## Start Exercise input

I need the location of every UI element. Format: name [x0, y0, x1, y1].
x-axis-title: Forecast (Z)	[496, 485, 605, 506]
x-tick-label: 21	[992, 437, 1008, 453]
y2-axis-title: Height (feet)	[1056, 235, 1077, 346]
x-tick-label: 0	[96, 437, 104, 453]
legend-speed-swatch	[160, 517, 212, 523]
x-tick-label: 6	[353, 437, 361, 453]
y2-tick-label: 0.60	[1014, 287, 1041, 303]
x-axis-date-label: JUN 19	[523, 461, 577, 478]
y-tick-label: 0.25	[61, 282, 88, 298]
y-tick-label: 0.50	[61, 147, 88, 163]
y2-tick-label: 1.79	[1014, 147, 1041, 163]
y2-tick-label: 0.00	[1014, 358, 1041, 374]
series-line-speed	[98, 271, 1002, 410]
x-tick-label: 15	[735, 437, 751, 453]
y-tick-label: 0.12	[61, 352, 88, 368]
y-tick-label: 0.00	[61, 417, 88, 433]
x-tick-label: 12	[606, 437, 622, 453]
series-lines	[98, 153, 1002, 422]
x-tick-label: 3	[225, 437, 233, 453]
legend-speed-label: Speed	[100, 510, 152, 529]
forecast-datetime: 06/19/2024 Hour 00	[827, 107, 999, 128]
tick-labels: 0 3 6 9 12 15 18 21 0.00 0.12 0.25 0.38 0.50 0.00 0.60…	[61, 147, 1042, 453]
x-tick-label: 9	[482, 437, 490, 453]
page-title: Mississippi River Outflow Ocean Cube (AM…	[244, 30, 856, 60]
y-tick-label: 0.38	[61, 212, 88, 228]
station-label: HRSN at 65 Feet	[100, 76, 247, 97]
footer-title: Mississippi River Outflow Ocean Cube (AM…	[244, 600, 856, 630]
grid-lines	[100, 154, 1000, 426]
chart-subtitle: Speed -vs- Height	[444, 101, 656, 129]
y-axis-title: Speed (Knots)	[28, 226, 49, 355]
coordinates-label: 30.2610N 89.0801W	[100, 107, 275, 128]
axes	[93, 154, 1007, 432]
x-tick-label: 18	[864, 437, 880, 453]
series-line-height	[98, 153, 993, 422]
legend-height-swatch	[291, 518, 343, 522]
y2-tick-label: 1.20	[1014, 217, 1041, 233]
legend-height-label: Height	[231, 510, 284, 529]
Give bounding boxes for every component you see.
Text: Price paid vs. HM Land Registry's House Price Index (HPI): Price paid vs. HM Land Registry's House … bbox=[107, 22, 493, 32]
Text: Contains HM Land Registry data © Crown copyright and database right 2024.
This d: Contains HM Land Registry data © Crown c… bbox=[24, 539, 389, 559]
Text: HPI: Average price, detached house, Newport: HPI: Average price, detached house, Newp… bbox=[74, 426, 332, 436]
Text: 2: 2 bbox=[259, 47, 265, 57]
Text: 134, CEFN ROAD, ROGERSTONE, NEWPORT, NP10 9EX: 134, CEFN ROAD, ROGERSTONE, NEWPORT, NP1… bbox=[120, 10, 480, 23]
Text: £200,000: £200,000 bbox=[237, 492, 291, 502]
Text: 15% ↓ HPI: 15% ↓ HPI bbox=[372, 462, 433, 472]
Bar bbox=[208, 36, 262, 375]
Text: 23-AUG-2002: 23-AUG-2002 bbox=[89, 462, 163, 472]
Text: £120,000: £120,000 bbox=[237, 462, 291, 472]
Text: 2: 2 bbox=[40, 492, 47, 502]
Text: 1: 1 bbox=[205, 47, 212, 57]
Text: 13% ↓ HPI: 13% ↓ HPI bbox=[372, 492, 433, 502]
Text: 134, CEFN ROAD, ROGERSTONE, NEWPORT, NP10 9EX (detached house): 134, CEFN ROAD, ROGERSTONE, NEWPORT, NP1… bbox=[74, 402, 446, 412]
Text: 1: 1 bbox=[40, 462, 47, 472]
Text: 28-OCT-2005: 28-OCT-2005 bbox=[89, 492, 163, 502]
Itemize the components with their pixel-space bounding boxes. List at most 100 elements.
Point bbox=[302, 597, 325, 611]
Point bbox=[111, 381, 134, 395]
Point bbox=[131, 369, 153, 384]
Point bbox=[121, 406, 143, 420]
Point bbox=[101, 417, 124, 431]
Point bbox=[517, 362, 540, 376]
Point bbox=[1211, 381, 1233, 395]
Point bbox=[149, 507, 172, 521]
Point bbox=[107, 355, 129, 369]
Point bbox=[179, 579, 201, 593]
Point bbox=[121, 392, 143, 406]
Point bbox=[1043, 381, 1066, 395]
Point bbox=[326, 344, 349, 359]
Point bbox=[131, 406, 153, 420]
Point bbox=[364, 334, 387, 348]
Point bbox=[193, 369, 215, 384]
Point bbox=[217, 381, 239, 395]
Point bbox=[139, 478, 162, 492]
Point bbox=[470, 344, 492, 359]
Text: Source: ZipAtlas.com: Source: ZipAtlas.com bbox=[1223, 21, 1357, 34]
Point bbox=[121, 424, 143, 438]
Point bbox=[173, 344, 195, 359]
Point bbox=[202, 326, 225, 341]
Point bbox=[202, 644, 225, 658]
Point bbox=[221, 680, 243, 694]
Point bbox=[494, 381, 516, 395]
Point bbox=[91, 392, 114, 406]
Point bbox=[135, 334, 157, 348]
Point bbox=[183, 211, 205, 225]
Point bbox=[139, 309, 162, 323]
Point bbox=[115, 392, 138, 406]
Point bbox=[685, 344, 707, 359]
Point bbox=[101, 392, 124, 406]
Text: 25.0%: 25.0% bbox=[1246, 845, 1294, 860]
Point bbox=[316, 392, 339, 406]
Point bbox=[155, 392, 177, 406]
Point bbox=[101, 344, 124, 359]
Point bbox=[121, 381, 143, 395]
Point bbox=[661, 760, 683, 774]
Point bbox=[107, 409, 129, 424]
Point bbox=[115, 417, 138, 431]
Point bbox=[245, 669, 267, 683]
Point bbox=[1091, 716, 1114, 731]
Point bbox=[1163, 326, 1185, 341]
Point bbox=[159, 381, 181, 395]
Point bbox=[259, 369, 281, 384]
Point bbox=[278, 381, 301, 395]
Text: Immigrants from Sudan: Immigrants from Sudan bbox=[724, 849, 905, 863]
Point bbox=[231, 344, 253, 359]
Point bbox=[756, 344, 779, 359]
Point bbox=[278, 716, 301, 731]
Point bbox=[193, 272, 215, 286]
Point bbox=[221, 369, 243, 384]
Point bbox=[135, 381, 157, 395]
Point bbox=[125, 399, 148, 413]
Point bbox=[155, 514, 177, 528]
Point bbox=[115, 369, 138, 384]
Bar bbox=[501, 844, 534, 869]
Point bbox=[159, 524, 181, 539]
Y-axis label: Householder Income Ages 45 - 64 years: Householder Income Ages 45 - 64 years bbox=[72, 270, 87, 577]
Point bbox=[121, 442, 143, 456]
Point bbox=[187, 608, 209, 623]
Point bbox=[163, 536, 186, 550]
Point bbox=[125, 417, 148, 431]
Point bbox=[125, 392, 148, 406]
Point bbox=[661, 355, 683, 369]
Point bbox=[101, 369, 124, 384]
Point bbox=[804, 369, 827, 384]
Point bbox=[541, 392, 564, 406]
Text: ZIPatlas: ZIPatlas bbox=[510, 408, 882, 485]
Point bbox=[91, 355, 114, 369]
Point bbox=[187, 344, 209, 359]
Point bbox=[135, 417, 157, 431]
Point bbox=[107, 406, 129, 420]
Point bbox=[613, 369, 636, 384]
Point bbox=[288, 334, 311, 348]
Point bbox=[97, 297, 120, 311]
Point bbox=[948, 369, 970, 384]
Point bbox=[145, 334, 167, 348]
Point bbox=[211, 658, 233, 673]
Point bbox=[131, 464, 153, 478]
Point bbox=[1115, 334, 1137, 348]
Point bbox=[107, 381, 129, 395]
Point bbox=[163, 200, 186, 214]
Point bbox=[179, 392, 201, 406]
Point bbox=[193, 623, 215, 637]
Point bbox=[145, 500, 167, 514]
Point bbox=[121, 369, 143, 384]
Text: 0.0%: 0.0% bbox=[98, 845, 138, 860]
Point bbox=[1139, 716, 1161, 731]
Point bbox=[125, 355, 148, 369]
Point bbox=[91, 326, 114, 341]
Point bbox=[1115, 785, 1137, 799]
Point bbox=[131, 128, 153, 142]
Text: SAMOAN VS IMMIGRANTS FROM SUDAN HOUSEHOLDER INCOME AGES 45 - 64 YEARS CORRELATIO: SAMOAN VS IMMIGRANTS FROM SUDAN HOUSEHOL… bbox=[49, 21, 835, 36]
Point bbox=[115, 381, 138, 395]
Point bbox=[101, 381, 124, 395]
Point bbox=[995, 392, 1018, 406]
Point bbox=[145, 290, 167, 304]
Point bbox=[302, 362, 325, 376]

## End Exercise input

• _What to do_
Rewrite everything from the start of the records down to the line containing "This d: Contains", that line included, as a numbered list with blank lines omitted.

• _Result of the exercise_
1. I need the location of every UI element. Format: name [x0, y0, x1, y1].
2. x-axis-title: Forecast (Z)	[496, 485, 605, 506]
3. x-tick-label: 21	[992, 437, 1008, 453]
4. y2-axis-title: Height (feet)	[1056, 235, 1077, 346]
5. x-tick-label: 0	[96, 437, 104, 453]
6. legend-speed-swatch	[160, 517, 212, 523]
7. x-tick-label: 6	[353, 437, 361, 453]
8. y2-tick-label: 0.60	[1014, 287, 1041, 303]
9. x-axis-date-label: JUN 19	[523, 461, 577, 478]
10. y-tick-label: 0.25	[61, 282, 88, 298]
11. y-tick-label: 0.50	[61, 147, 88, 163]
12. y2-tick-label: 1.79	[1014, 147, 1041, 163]
13. y2-tick-label: 0.00	[1014, 358, 1041, 374]
14. series-line-speed	[98, 271, 1002, 410]
15. x-tick-label: 15	[735, 437, 751, 453]
16. y-tick-label: 0.12	[61, 352, 88, 368]
17. y-tick-label: 0.00	[61, 417, 88, 433]
18. x-tick-label: 12	[606, 437, 622, 453]
19. series-lines	[98, 153, 1002, 422]
20. x-tick-label: 3	[225, 437, 233, 453]
21. legend-speed-label: Speed	[100, 510, 152, 529]
22. forecast-datetime: 06/19/2024 Hour 00	[827, 107, 999, 128]
23. tick-labels: 0 3 6 9 12 15 18 21 0.00 0.12 0.25 0.38 0.50 0.00 0.60…	[61, 147, 1042, 453]
24. x-tick-label: 9	[482, 437, 490, 453]
25. page-title: Mississippi River Outflow Ocean Cube (AM…	[244, 30, 856, 60]
26. y-tick-label: 0.38	[61, 212, 88, 228]
27. station-label: HRSN at 65 Feet	[100, 76, 247, 97]
28. footer-title: Mississippi River Outflow Ocean Cube (AM…	[244, 600, 856, 630]
29. grid-lines	[100, 154, 1000, 426]
30. chart-subtitle: Speed -vs- Height	[444, 101, 656, 129]
31. y-axis-title: Speed (Knots)	[28, 226, 49, 355]
32. coordinates-label: 30.2610N 89.0801W	[100, 107, 275, 128]
33. axes	[93, 154, 1007, 432]
34. x-tick-label: 18	[864, 437, 880, 453]
35. series-line-height	[98, 153, 993, 422]
36. legend-height-swatch	[291, 518, 343, 522]
37. y2-tick-label: 1.20	[1014, 217, 1041, 233]
38. legend-height-label: Height	[231, 510, 284, 529]
39. Give bounding boxes for every component you see.
40. Text: Price paid vs. HM Land Registry's House Price Index (HPI): Price paid vs. HM Land Registry's House … bbox=[107, 22, 493, 32]
41. Text: Contains HM Land Registry data © Crown copyright and database right 2024.
42. This d: Contains HM Land Registry data © Crown c… bbox=[24, 539, 389, 559]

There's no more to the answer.